### Written request
Collect all lines from the records below that include the word "total".

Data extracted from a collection
· · ·
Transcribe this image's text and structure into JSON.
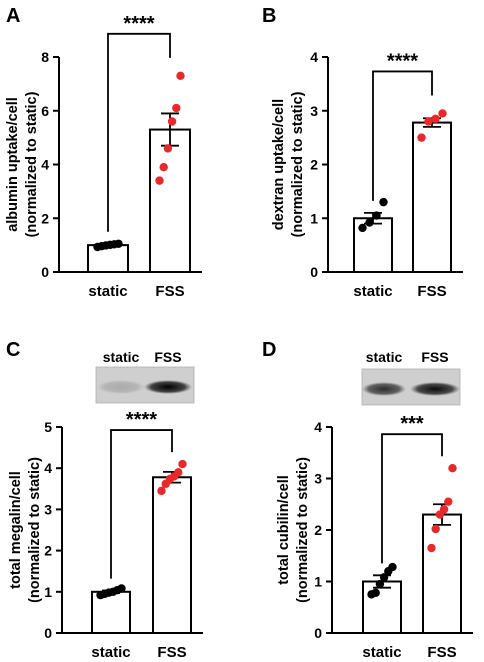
{
  "chart_data": [
    {
      "panel": "A",
      "type": "bar",
      "categories": [
        "static",
        "FSS"
      ],
      "ylabel_lines": [
        "albumin uptake/cell",
        "(normalized to static)"
      ],
      "ylim": [
        0,
        8
      ],
      "yticks": [
        0,
        2,
        4,
        6,
        8
      ],
      "means": [
        1.0,
        5.3
      ],
      "sem": [
        0.05,
        0.6
      ],
      "points": [
        [
          0.93,
          0.96,
          0.99,
          1.01,
          1.03,
          1.05
        ],
        [
          3.4,
          3.9,
          4.6,
          5.6,
          6.1,
          7.3
        ]
      ],
      "point_colors": [
        "#000000",
        "#e8282b"
      ],
      "significance": "****"
    },
    {
      "panel": "B",
      "type": "bar",
      "categories": [
        "static",
        "FSS"
      ],
      "ylabel_lines": [
        "dextran uptake/cell",
        "(normalized to static)"
      ],
      "ylim": [
        0,
        4
      ],
      "yticks": [
        0,
        1,
        2,
        3,
        4
      ],
      "means": [
        1.0,
        2.78
      ],
      "sem": [
        0.1,
        0.08
      ],
      "points": [
        [
          0.82,
          0.92,
          1.05,
          1.3
        ],
        [
          2.5,
          2.8,
          2.85,
          2.95
        ]
      ],
      "point_colors": [
        "#000000",
        "#e8282b"
      ],
      "significance": "****"
    },
    {
      "panel": "C",
      "type": "bar",
      "categories": [
        "static",
        "FSS"
      ],
      "ylabel_lines": [
        "total megalin/cell",
        "(normalized to static)"
      ],
      "ylim": [
        0,
        5
      ],
      "yticks": [
        0,
        1,
        2,
        3,
        4,
        5
      ],
      "means": [
        1.0,
        3.78
      ],
      "sem": [
        0.03,
        0.13
      ],
      "points": [
        [
          0.92,
          0.95,
          0.98,
          1.0,
          1.04,
          1.08
        ],
        [
          3.45,
          3.62,
          3.74,
          3.8,
          3.9,
          4.1
        ]
      ],
      "point_colors": [
        "#000000",
        "#e8282b"
      ],
      "significance": "****",
      "blot_labels": [
        "static",
        "FSS"
      ]
    },
    {
      "panel": "D",
      "type": "bar",
      "categories": [
        "static",
        "FSS"
      ],
      "ylabel_lines": [
        "total cubilin/cell",
        "(normalized to static)"
      ],
      "ylim": [
        0,
        4
      ],
      "yticks": [
        0,
        1,
        2,
        3,
        4
      ],
      "means": [
        1.0,
        2.3
      ],
      "sem": [
        0.12,
        0.2
      ],
      "points": [
        [
          0.75,
          0.78,
          0.95,
          1.08,
          1.2,
          1.28
        ],
        [
          1.65,
          2.02,
          2.3,
          2.4,
          2.55,
          3.2
        ]
      ],
      "point_colors": [
        "#000000",
        "#e8282b"
      ],
      "significance": "***",
      "blot_labels": [
        "static",
        "FSS"
      ]
    }
  ]
}
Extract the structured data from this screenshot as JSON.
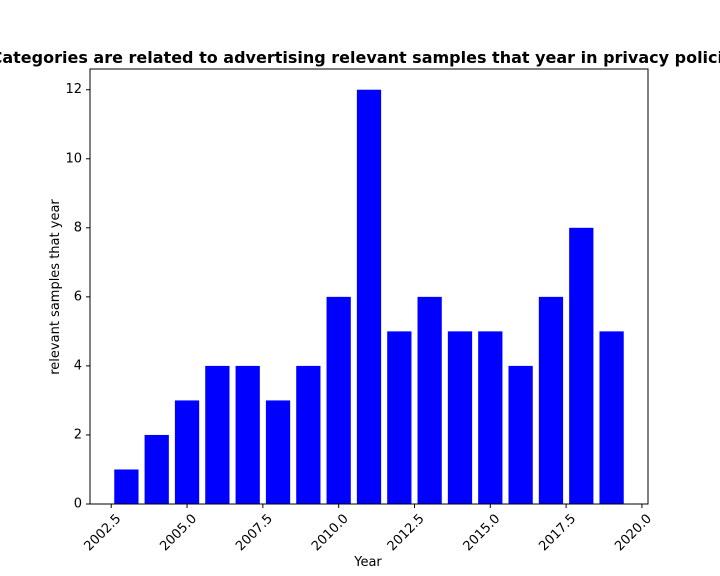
{
  "chart_data": {
    "type": "bar",
    "title": "Categories are related to advertising relevant samples that year in privacy policies",
    "xlabel": "Year",
    "ylabel": "relevant samples that year",
    "x": [
      2003,
      2004,
      2005,
      2006,
      2007,
      2008,
      2009,
      2010,
      2011,
      2012,
      2013,
      2014,
      2015,
      2016,
      2017,
      2018,
      2019
    ],
    "values": [
      1,
      2,
      3,
      4,
      4,
      3,
      4,
      6,
      12,
      5,
      6,
      5,
      5,
      4,
      6,
      8,
      5
    ],
    "bar_width": 0.8,
    "xlim": [
      2001.8,
      2020.2
    ],
    "ylim": [
      0,
      12.6
    ],
    "xticks": [
      2002.5,
      2005.0,
      2007.5,
      2010.0,
      2012.5,
      2015.0,
      2017.5,
      2020.0
    ],
    "xtick_labels": [
      "2002.5",
      "2005.0",
      "2007.5",
      "2010.0",
      "2012.5",
      "2015.0",
      "2017.5",
      "2020.0"
    ],
    "yticks": [
      0,
      2,
      4,
      6,
      8,
      10,
      12
    ],
    "ytick_labels": [
      "0",
      "2",
      "4",
      "6",
      "8",
      "10",
      "12"
    ],
    "bar_color": "#0000ff",
    "grid": false,
    "legend": "none"
  }
}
· · ·
### Written solution
        "total megalin/cell",
        "total cubilin/cell",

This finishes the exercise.